(SHORT EXERCISE) Can the data below be set down again exactly, line for line?

(DATA ENTRIES)

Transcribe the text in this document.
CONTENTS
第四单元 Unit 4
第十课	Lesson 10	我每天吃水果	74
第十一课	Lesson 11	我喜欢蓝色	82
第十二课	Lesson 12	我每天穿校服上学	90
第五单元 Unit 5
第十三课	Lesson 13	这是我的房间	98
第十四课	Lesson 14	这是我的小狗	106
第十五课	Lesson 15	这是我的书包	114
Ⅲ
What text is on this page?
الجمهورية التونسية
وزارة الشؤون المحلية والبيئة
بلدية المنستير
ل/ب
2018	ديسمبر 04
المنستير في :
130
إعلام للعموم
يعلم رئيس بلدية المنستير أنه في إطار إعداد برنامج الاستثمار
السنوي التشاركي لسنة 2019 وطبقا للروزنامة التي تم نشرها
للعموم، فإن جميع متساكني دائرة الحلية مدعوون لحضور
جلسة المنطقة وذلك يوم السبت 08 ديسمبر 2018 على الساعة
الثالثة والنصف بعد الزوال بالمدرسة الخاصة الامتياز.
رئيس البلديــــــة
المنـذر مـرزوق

(THE RESPONSE)
Transcribe the text in this document.
CONTENTS
第四单元 Unit 4
第十课	Lesson 10	我每天吃水果	74
第十一课	Lesson 11	我喜欢蓝色	82
第十二课	Lesson 12	我每天穿校服上学	90
第五单元 Unit 5
第十三课	Lesson 13	这是我的房间	98
第十四课	Lesson 14	这是我的小狗	106
第十五课	Lesson 15	这是我的书包	114
Ⅲ
What text is on this page?
الجمهورية التونسية
وزارة الشؤون المحلية والبيئة
بلدية المنستير
ل/ب
2018	ديسمبر 04
المنستير في :
130
إعلام للعموم
يعلم رئيس بلدية المنستير أنه في إطار إعداد برنامج الاستثمار
السنوي التشاركي لسنة 2019 وطبقا للروزنامة التي تم نشرها
للعموم، فإن جميع متساكني دائرة الحلية مدعوون لحضور
جلسة المنطقة وذلك يوم السبت 08 ديسمبر 2018 على الساعة
الثالثة والنصف بعد الزوال بالمدرسة الخاصة الامتياز.
رئيس البلديــــــة
المنـذر مـرزوق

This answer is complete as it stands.